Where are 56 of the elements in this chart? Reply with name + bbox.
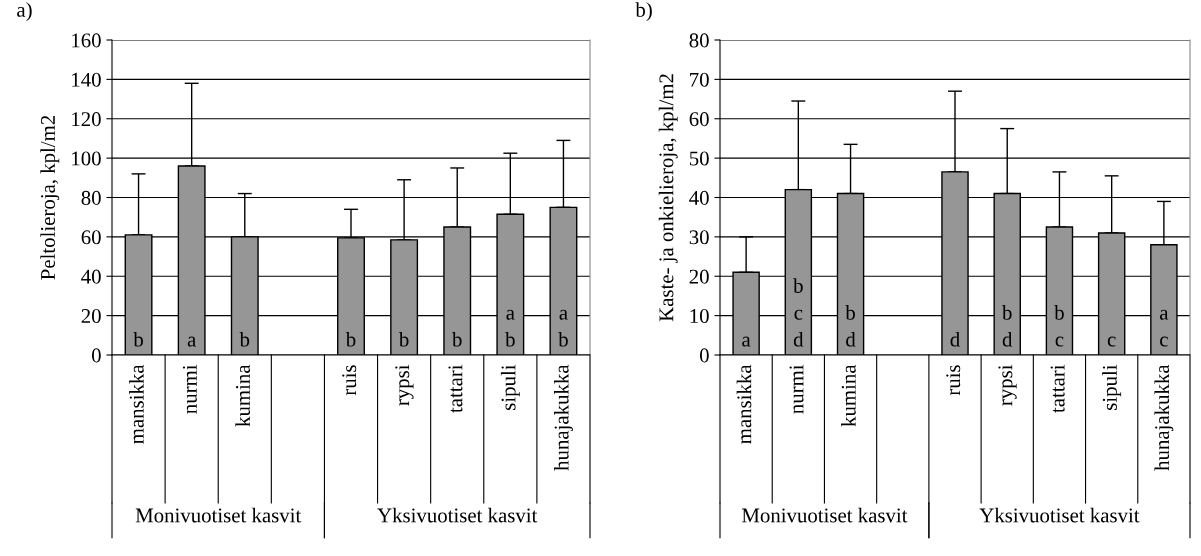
y-tick-label: 30 <box>689 230 709 245</box>
annotation: a b <box>558 309 568 347</box>
x-tick-label: hunajakukka <box>1154 364 1174 471</box>
text: Yksivuotiset kasvit <box>979 507 1140 523</box>
y-tick-label: 0 <box>91 348 101 363</box>
x-tick-label: nurmi <box>789 364 804 414</box>
y-tick-label: 0 <box>699 348 709 363</box>
x-tick-label: tattari <box>1050 364 1065 413</box>
chart-title: b) <box>635 2 652 22</box>
y-tick-label: 40 <box>689 190 709 205</box>
y-tick-label: 50 <box>689 151 709 166</box>
annotation: b d <box>845 305 856 347</box>
y-tick-label: 10 <box>690 309 709 324</box>
x-tick-label: rypsi <box>998 364 1017 406</box>
y-tick-label: 20 <box>689 269 709 284</box>
annotation: a b <box>505 309 515 347</box>
text: Yksivuotiset kasvit <box>377 507 538 523</box>
x-tick-label: sipuli <box>1102 364 1122 410</box>
annotation: c <box>1107 336 1116 347</box>
annotation: b <box>345 331 356 347</box>
y-tick-label: 160 <box>72 33 101 48</box>
x-tick-label: mansikka <box>736 364 752 444</box>
annotation: b d <box>1002 305 1013 347</box>
y-tick-label: 60 <box>81 230 101 245</box>
annotation: b <box>398 331 409 347</box>
x-tick-label: ruis <box>342 365 357 396</box>
x-tick-label: kumina <box>235 364 250 427</box>
y-axis-title: Peltolieroja, kpl/m2 <box>40 115 60 280</box>
annotation: a <box>187 336 196 347</box>
x-tick-label: ruis <box>946 365 961 396</box>
y-tick-label: 100 <box>72 151 101 166</box>
chart-title: a) <box>17 2 32 22</box>
x-tick-label: hunajakukka <box>554 364 573 471</box>
y-tick-label: 40 <box>81 269 101 284</box>
y-tick-label: 80 <box>689 33 709 48</box>
annotation: b <box>452 331 462 347</box>
x-tick-label: mansikka <box>129 364 144 444</box>
y-tick-label: 80 <box>81 190 101 205</box>
annotation: b c d <box>793 278 804 347</box>
annotation: b <box>133 331 143 347</box>
x-tick-label: rypsi <box>395 364 414 406</box>
y-tick-label: 60 <box>689 112 709 127</box>
y-tick-label: 120 <box>72 112 101 127</box>
x-tick-label: kumina <box>841 364 856 427</box>
text: Monivuotiset kasvit <box>742 507 908 523</box>
y-axis-title: Kaste- ja onkielieroja, kpl/m2 <box>658 74 678 322</box>
x-tick-label: nurmi <box>182 364 197 414</box>
x-tick-label: tattari <box>448 364 463 413</box>
text: Monivuotiset kasvit <box>135 507 302 523</box>
y-tick-label: 20 <box>81 309 101 324</box>
x-tick-label: sipuli <box>500 364 520 410</box>
y-tick-label: 70 <box>690 72 709 87</box>
annotation: d <box>950 331 960 347</box>
annotation: b <box>239 331 250 347</box>
annotation: a <box>742 336 751 347</box>
y-tick-label: 140 <box>72 72 101 87</box>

::::::::::

### [Task to carry out]
Count the lines in the items above that contain the string "rypsi", with uppercase and lowercase treated as different, and reply with that number alone.

### [Task answer]
2